WRITTEN TASK: Copy every line from the records below that holds the word "Федерации".
══════════
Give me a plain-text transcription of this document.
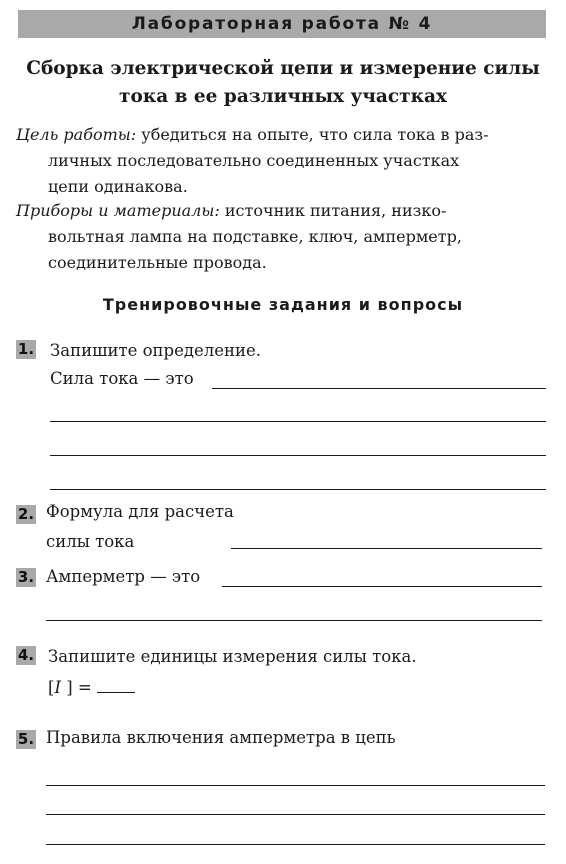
Лабораторная работа № 4
Сборка электрической цепи и измерение силы
тока в ее различных участках
Цель работы: убедиться на опыте, что сила тока в раз-
личных последовательно соединенных участках
цепи одинакова.
Приборы и материалы: источник питания, низко-
вольтная лампа на подставке, ключ, амперметр,
соединительные провода.
Тренировочные задания и вопросы
1. Запишите определение.
Сила тока — это
2. Формула для расчета
силы тока
3. Амперметр — это
4. Запишите единицы измерения силы тока.
[I ] =
5. Правила включения амперметра в цепь
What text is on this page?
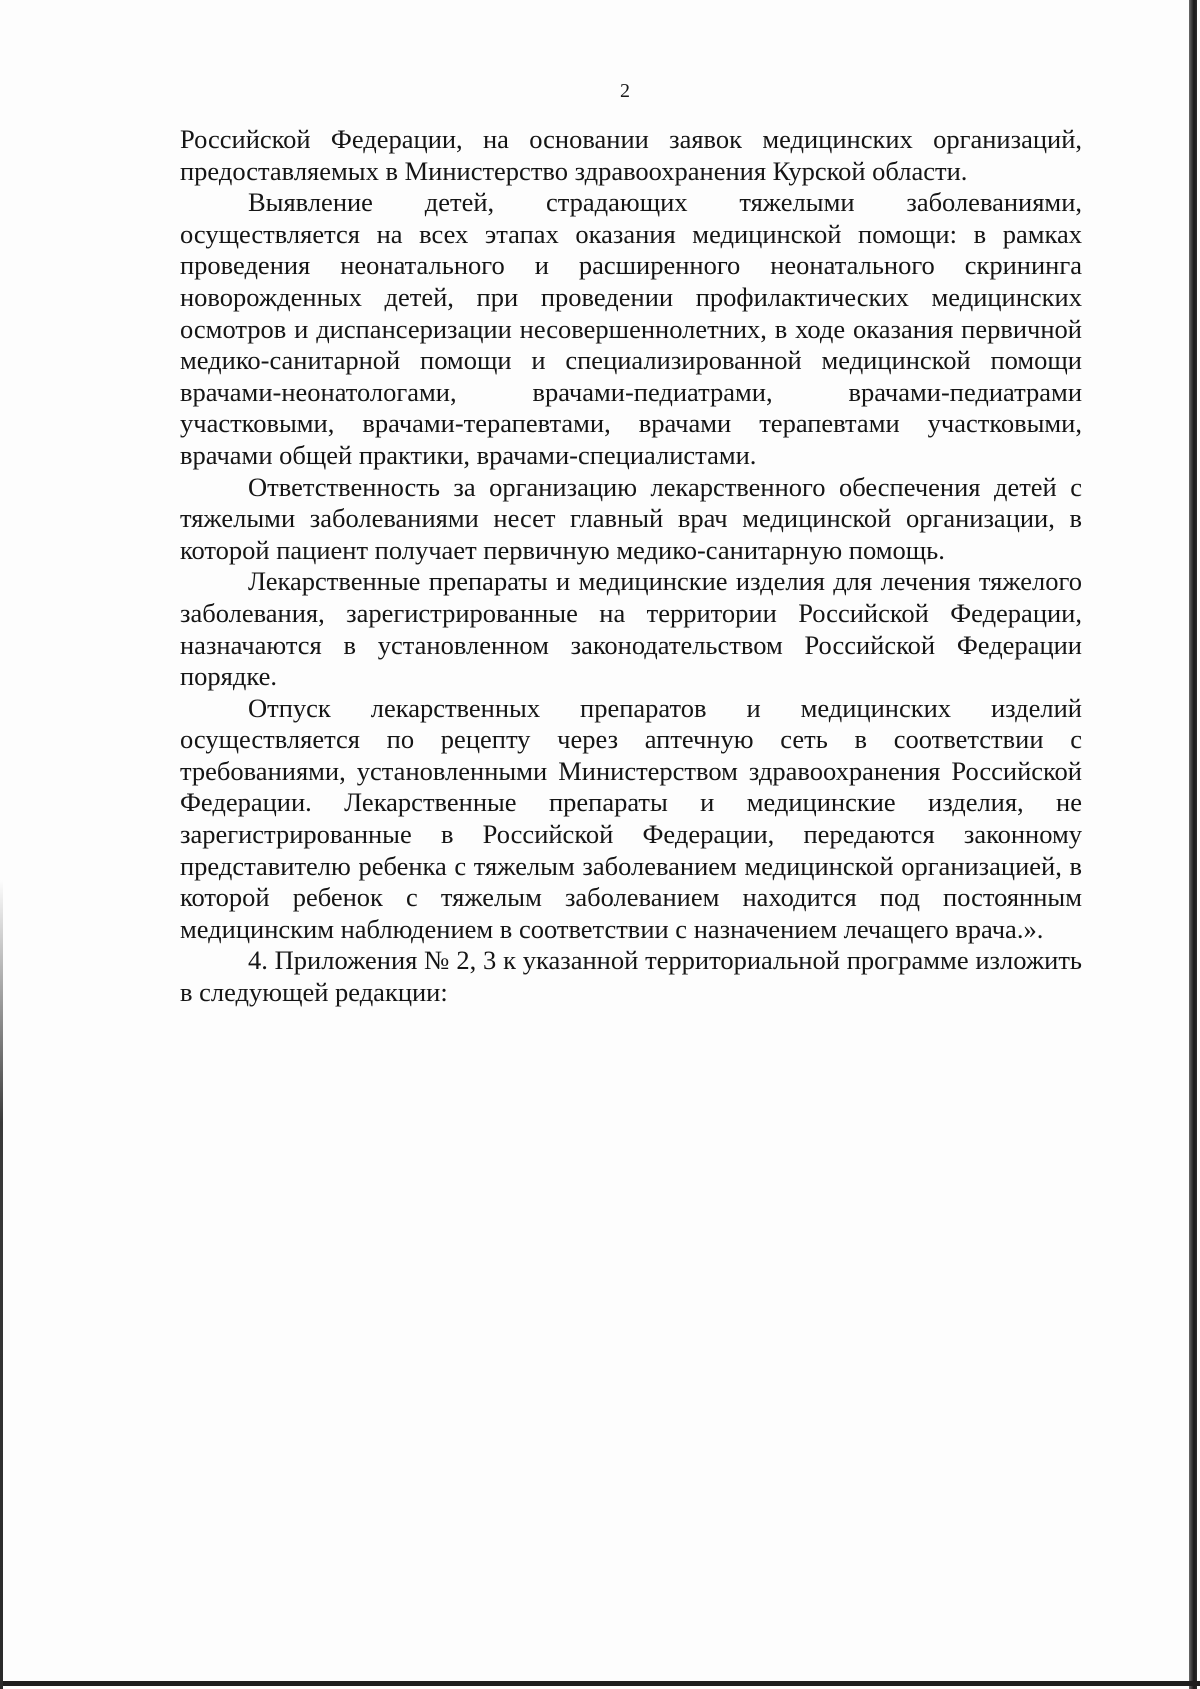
2

Российской Федерации, на основании заявок медицинских организаций, предоставляемых в Министерство здравоохранения Курской области.

Выявление детей, страдающих тяжелыми заболеваниями, осуществляется на всех этапах оказания медицинской помощи: в рамках проведения неонатального и расширенного неонатального скрининга новорожденных детей, при проведении профилактических медицинских осмотров и диспансеризации несовершеннолетних, в ходе оказания первичной медико-санитарной помощи и специализированной медицинской помощи врачами-неонатологами, врачами-педиатрами, врачами-педиатрами участковыми, врачами-терапевтами, врачами терапевтами участковыми, врачами общей практики, врачами-специалистами.

Ответственность за организацию лекарственного обеспечения детей с тяжелыми заболеваниями несет главный врач медицинской организации, в которой пациент получает первичную медико-санитарную помощь.

Лекарственные препараты и медицинские изделия для лечения тяжелого заболевания, зарегистрированные на территории Российской Федерации, назначаются в установленном законодательством Российской Федерации порядке.

Отпуск лекарственных препаратов и медицинских изделий осуществляется по рецепту через аптечную сеть в соответствии с требованиями, установленными Министерством здравоохранения Российской Федерации. Лекарственные препараты и медицинские изделия, не зарегистрированные в Российской Федерации, передаются законному представителю ребенка с тяжелым заболеванием медицинской организацией, в которой ребенок с тяжелым заболеванием находится под постоянным медицинским наблюдением в соответствии с назначением лечащего врача.».

4. Приложения № 2, 3 к указанной территориальной программе изложить в следующей редакции:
══════════
OUTPUT FOR THIS EXERCISE:
Российской Федерации, на основании заявок медицинских организаций, предоставляемых в Министерство здравоохранения Курской области.
Лекарственные препараты и медицинские изделия для лечения тяжелого заболевания, зарегистрированные на территории Российской Федерации, назначаются в установленном законодательством Российской Федерации порядке.
Отпуск лекарственных препаратов и медицинских изделий осуществляется по рецепту через аптечную сеть в соответствии с требованиями, установленными Министерством здравоохранения Российской Федерации. Лекарственные препараты и медицинские изделия, не зарегистрированные в Российской Федерации, передаются законному представителю ребенка с тяжелым заболеванием медицинской организацией, в которой ребенок с тяжелым заболеванием находится под постоянным медицинским наблюдением в соответствии с назначением лечащего врача.».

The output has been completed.